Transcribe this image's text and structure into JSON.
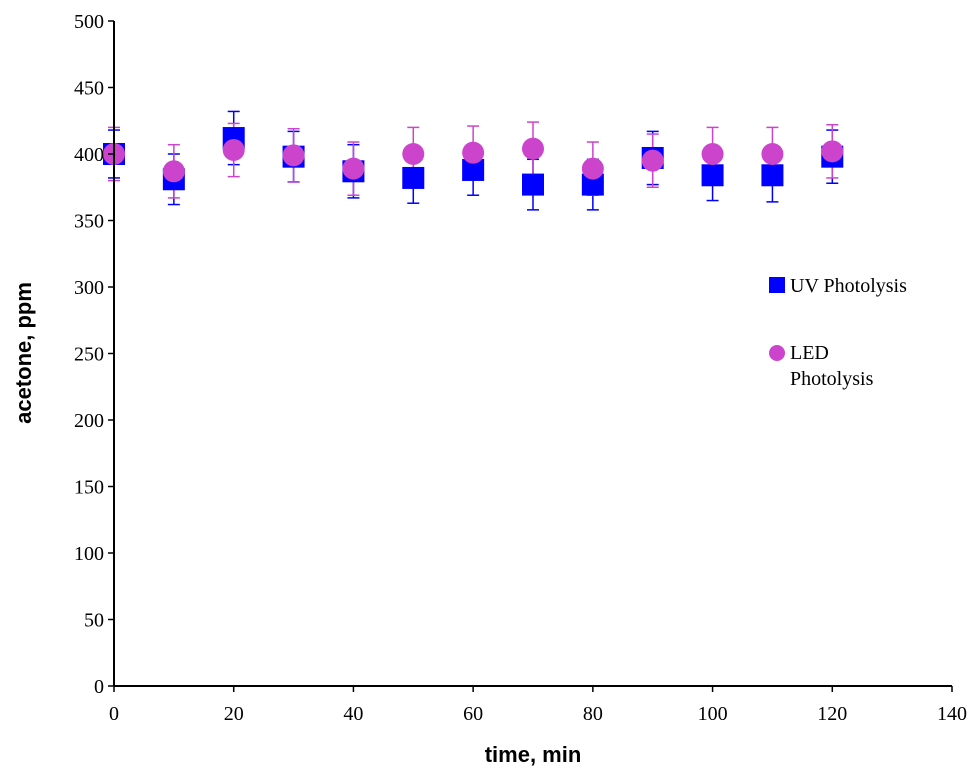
{
  "chart_data": {
    "type": "scatter",
    "xlabel": "time, min",
    "ylabel": "acetone, ppm",
    "xlim": [
      0,
      140
    ],
    "ylim": [
      0,
      500
    ],
    "x_ticks": [
      0,
      20,
      40,
      60,
      80,
      100,
      120,
      140
    ],
    "y_ticks": [
      0,
      50,
      100,
      150,
      200,
      250,
      300,
      350,
      400,
      450,
      500
    ],
    "grid": false,
    "legend_position": "right",
    "series": [
      {
        "name": "UV Photolysis",
        "marker": "square",
        "color": "#0000ff",
        "x": [
          0,
          10,
          20,
          30,
          40,
          50,
          60,
          70,
          80,
          90,
          100,
          110,
          120
        ],
        "y": [
          400,
          381,
          412,
          398,
          387,
          382,
          388,
          377,
          377,
          397,
          384,
          384,
          398
        ],
        "error": [
          18,
          19,
          20,
          19,
          20,
          19,
          19,
          19,
          19,
          20,
          19,
          20,
          20
        ]
      },
      {
        "name": "LED Photolysis",
        "marker": "circle",
        "color": "#cc44cc",
        "x": [
          0,
          10,
          20,
          30,
          40,
          50,
          60,
          70,
          80,
          90,
          100,
          110,
          120
        ],
        "y": [
          400,
          387,
          403,
          399,
          389,
          400,
          401,
          404,
          389,
          395,
          400,
          400,
          402
        ],
        "error": [
          20,
          20,
          20,
          20,
          20,
          20,
          20,
          20,
          20,
          20,
          20,
          20,
          20
        ]
      }
    ]
  }
}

====

Do this - Pull every line containing the word "Photolysis" out of the material and copy it.

Written reply -
        "name": "UV Photolysis",
        "name": "LED Photolysis",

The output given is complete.